◆ Exercise data ◆
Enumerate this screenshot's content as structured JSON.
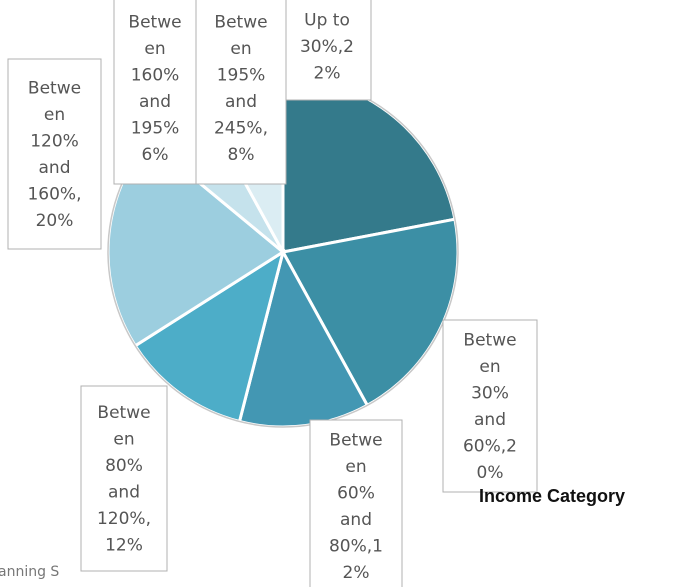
{
  "chart_data": {
    "type": "pie",
    "legend_title": "Income Category",
    "slices": [
      {
        "label": "Up to 30%,22%",
        "value": 22,
        "color": "#347a8b"
      },
      {
        "label": "Between 30% and 60%,20%",
        "value": 20,
        "color": "#3c8fa5"
      },
      {
        "label": "Between 60% and 80%,12%",
        "value": 12,
        "color": "#4397b3"
      },
      {
        "label": "Between 80% and 120%,12%",
        "value": 12,
        "color": "#4dadc8"
      },
      {
        "label": "Between 120% and 160%,20%",
        "value": 20,
        "color": "#9ccedf"
      },
      {
        "label": "Between 160% and 195%,6%",
        "value": 6,
        "color": "#c5e2ec"
      },
      {
        "label": "Between 195% and 245%,8%",
        "value": 8,
        "color": "#dbedf3"
      }
    ],
    "callouts": [
      [
        "Up to",
        "30%,2",
        "2%"
      ],
      [
        "Betwe",
        "en",
        "30%",
        "and",
        "60%,2",
        "0%"
      ],
      [
        "Betwe",
        "en",
        "60%",
        "and",
        "80%,1",
        "2%"
      ],
      [
        "Betwe",
        "en",
        "80%",
        "and",
        "120%,",
        "12%"
      ],
      [
        "Betwe",
        "en",
        "120%",
        "and",
        "160%,",
        "20%"
      ],
      [
        "Betwe",
        "en",
        "160%",
        "and",
        "195%",
        "6%"
      ],
      [
        "Betwe",
        "en",
        "195%",
        "and",
        "245%,",
        "8%"
      ]
    ]
  },
  "footer": {
    "partial_text": "anning S"
  }
}
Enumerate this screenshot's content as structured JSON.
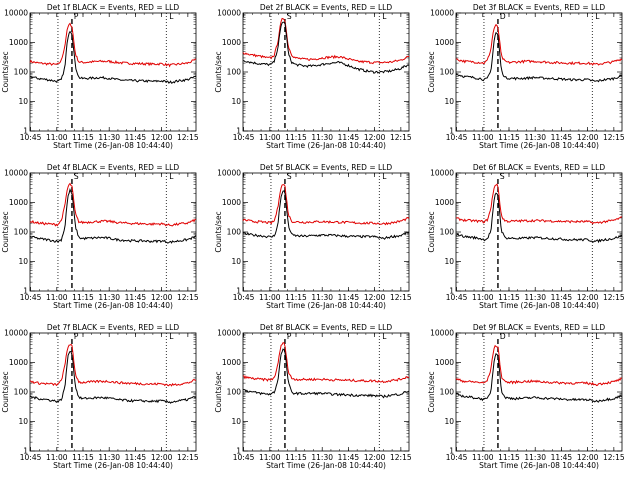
{
  "figure": {
    "panel_titles": [
      "Det 1f BLACK = Events, RED = LLD",
      "Det 2f BLACK = Events, RED = LLD",
      "Det 3f BLACK = Events, RED = LLD",
      "Det 4f BLACK = Events, RED = LLD",
      "Det 5f BLACK = Events, RED = LLD",
      "Det 6f BLACK = Events, RED = LLD",
      "Det 7f BLACK = Events, RED = LLD",
      "Det 8f BLACK = Events, RED = LLD",
      "Det 9f BLACK = Events, RED = LLD"
    ],
    "xlabel": "Start Time (26-Jan-08 10:44:40)",
    "ylabel": "Counts/sec",
    "x_ticks": [
      "10:45",
      "11:00",
      "11:15",
      "11:30",
      "11:45",
      "12:00",
      "12:15"
    ],
    "y_ticks": [
      "1",
      "10",
      "100",
      "1000",
      "10000"
    ],
    "annotation_labels": [
      "P",
      "S",
      "D",
      "S",
      "S",
      "S",
      "P",
      "P",
      "D"
    ],
    "annotation_end_label": "L",
    "colors": {
      "events": "#000000",
      "lld": "#e00000",
      "axes": "#000000",
      "background": "#ffffff"
    }
  },
  "chart_data": {
    "type": "line",
    "y_scale": "log",
    "ylim": [
      1,
      10000
    ],
    "x_range_minutes": [
      0,
      95
    ],
    "x_tick_minutes": [
      0.33,
      15.33,
      30.33,
      45.33,
      60.33,
      75.33,
      90.33
    ],
    "y_tick_values": [
      1,
      10,
      100,
      1000,
      10000
    ],
    "grid": false,
    "series_names": [
      "Events",
      "LLD"
    ],
    "panel_markers": [
      {
        "dotted": [
          16,
          78
        ],
        "dashed": [
          24
        ]
      },
      {
        "dotted": [
          16,
          78
        ],
        "dashed": [
          24
        ]
      },
      {
        "dotted": [
          16,
          78
        ],
        "dashed": [
          24
        ]
      },
      {
        "dotted": [
          16,
          78
        ],
        "dashed": [
          24
        ]
      },
      {
        "dotted": [
          16,
          78
        ],
        "dashed": [
          24
        ]
      },
      {
        "dotted": [
          16,
          78
        ],
        "dashed": [
          24
        ]
      },
      {
        "dotted": [
          16,
          78
        ],
        "dashed": [
          24
        ]
      },
      {
        "dotted": [
          16,
          78
        ],
        "dashed": [
          24
        ]
      },
      {
        "dotted": [
          16,
          78
        ],
        "dashed": [
          24
        ]
      }
    ],
    "x": [
      0,
      5,
      10,
      14,
      16,
      18,
      20,
      21,
      22,
      23,
      24,
      25,
      26,
      28,
      30,
      35,
      40,
      45,
      50,
      55,
      60,
      65,
      70,
      75,
      80,
      85,
      90,
      95
    ],
    "panels": [
      {
        "events": [
          70,
          60,
          55,
          50,
          48,
          55,
          150,
          700,
          2000,
          2600,
          2000,
          600,
          150,
          65,
          60,
          62,
          65,
          62,
          55,
          52,
          50,
          50,
          48,
          50,
          45,
          50,
          55,
          70
        ],
        "lld": [
          230,
          200,
          190,
          180,
          180,
          250,
          800,
          2200,
          3800,
          4200,
          3600,
          1200,
          400,
          220,
          210,
          220,
          230,
          230,
          210,
          200,
          195,
          190,
          185,
          190,
          170,
          185,
          200,
          260
        ]
      },
      {
        "events": [
          250,
          210,
          190,
          180,
          180,
          230,
          700,
          1800,
          4200,
          5200,
          4500,
          1500,
          400,
          210,
          180,
          160,
          160,
          180,
          200,
          210,
          170,
          130,
          110,
          100,
          100,
          110,
          130,
          180
        ],
        "lld": [
          450,
          380,
          340,
          300,
          300,
          380,
          1100,
          2800,
          5600,
          6800,
          5900,
          2000,
          700,
          380,
          300,
          270,
          270,
          300,
          320,
          330,
          280,
          230,
          220,
          210,
          210,
          220,
          250,
          340
        ]
      },
      {
        "events": [
          85,
          70,
          65,
          60,
          55,
          60,
          110,
          400,
          1500,
          2200,
          1800,
          450,
          110,
          65,
          62,
          60,
          62,
          65,
          62,
          60,
          58,
          55,
          55,
          55,
          48,
          55,
          60,
          75
        ],
        "lld": [
          270,
          230,
          220,
          210,
          200,
          250,
          600,
          1800,
          3400,
          3800,
          3200,
          1100,
          330,
          230,
          210,
          220,
          230,
          230,
          220,
          210,
          205,
          200,
          200,
          200,
          180,
          200,
          220,
          280
        ]
      },
      {
        "events": [
          70,
          60,
          55,
          50,
          48,
          55,
          150,
          700,
          2000,
          2600,
          2000,
          600,
          150,
          65,
          60,
          62,
          65,
          62,
          55,
          52,
          50,
          50,
          48,
          50,
          45,
          50,
          55,
          70
        ],
        "lld": [
          230,
          200,
          190,
          180,
          180,
          250,
          800,
          2200,
          3800,
          4200,
          3600,
          1200,
          400,
          220,
          210,
          220,
          230,
          230,
          210,
          200,
          195,
          190,
          185,
          190,
          170,
          185,
          200,
          260
        ]
      },
      {
        "events": [
          90,
          80,
          75,
          70,
          68,
          75,
          180,
          700,
          1900,
          2600,
          2100,
          600,
          160,
          80,
          75,
          72,
          75,
          78,
          78,
          75,
          72,
          70,
          70,
          70,
          60,
          70,
          75,
          100
        ],
        "lld": [
          260,
          230,
          220,
          210,
          200,
          240,
          700,
          2000,
          3600,
          4200,
          3600,
          1200,
          380,
          230,
          220,
          215,
          220,
          225,
          220,
          215,
          210,
          205,
          200,
          200,
          190,
          205,
          230,
          300
        ]
      },
      {
        "events": [
          85,
          70,
          65,
          60,
          55,
          60,
          110,
          400,
          1500,
          2200,
          1800,
          450,
          110,
          65,
          62,
          60,
          62,
          65,
          62,
          60,
          58,
          55,
          55,
          55,
          48,
          55,
          60,
          75
        ],
        "lld": [
          290,
          250,
          240,
          230,
          220,
          260,
          620,
          1800,
          3600,
          4200,
          3500,
          1100,
          340,
          240,
          230,
          235,
          240,
          245,
          240,
          235,
          230,
          225,
          225,
          225,
          200,
          225,
          245,
          310
        ]
      },
      {
        "events": [
          70,
          60,
          55,
          50,
          48,
          55,
          150,
          700,
          2000,
          2600,
          2000,
          600,
          150,
          65,
          60,
          62,
          65,
          62,
          55,
          52,
          50,
          50,
          48,
          50,
          45,
          50,
          55,
          70
        ],
        "lld": [
          230,
          200,
          190,
          180,
          180,
          250,
          800,
          2200,
          3800,
          4200,
          3600,
          1200,
          400,
          220,
          210,
          220,
          230,
          230,
          210,
          200,
          195,
          190,
          185,
          190,
          170,
          185,
          200,
          260
        ]
      },
      {
        "events": [
          120,
          100,
          90,
          85,
          85,
          100,
          250,
          900,
          2200,
          2800,
          2300,
          700,
          200,
          95,
          90,
          88,
          90,
          90,
          85,
          82,
          80,
          78,
          76,
          76,
          70,
          78,
          85,
          110
        ],
        "lld": [
          330,
          290,
          270,
          260,
          260,
          310,
          850,
          2300,
          4000,
          4600,
          4000,
          1400,
          450,
          290,
          270,
          265,
          270,
          270,
          260,
          255,
          250,
          245,
          240,
          240,
          225,
          245,
          270,
          340
        ]
      },
      {
        "events": [
          85,
          70,
          65,
          60,
          55,
          60,
          110,
          400,
          1500,
          2200,
          1800,
          450,
          110,
          65,
          62,
          60,
          62,
          65,
          62,
          60,
          58,
          55,
          55,
          55,
          48,
          55,
          60,
          75
        ],
        "lld": [
          270,
          230,
          220,
          210,
          200,
          250,
          600,
          1800,
          3400,
          3800,
          3200,
          1100,
          330,
          230,
          210,
          220,
          230,
          230,
          220,
          210,
          205,
          200,
          200,
          200,
          180,
          200,
          220,
          280
        ]
      }
    ]
  }
}
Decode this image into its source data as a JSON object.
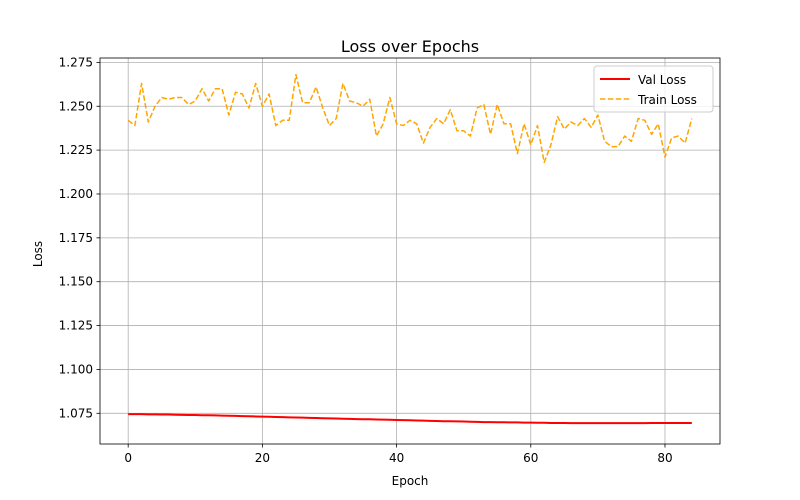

◆ Request ◆
Above are the records. Identify each line that contains the word "BLACK".

◆ Answer below ◆
      "Det 1f BLACK = Events, RED = LLD",
      "Det 2f BLACK = Events, RED = LLD",
      "Det 3f BLACK = Events, RED = LLD",
      "Det 4f BLACK = Events, RED = LLD",
      "Det 5f BLACK = Events, RED = LLD",
      "Det 6f BLACK = Events, RED = LLD",
      "Det 7f BLACK = Events, RED = LLD",
      "Det 8f BLACK = Events, RED = LLD",
      "Det 9f BLACK = Events, RED = LLD"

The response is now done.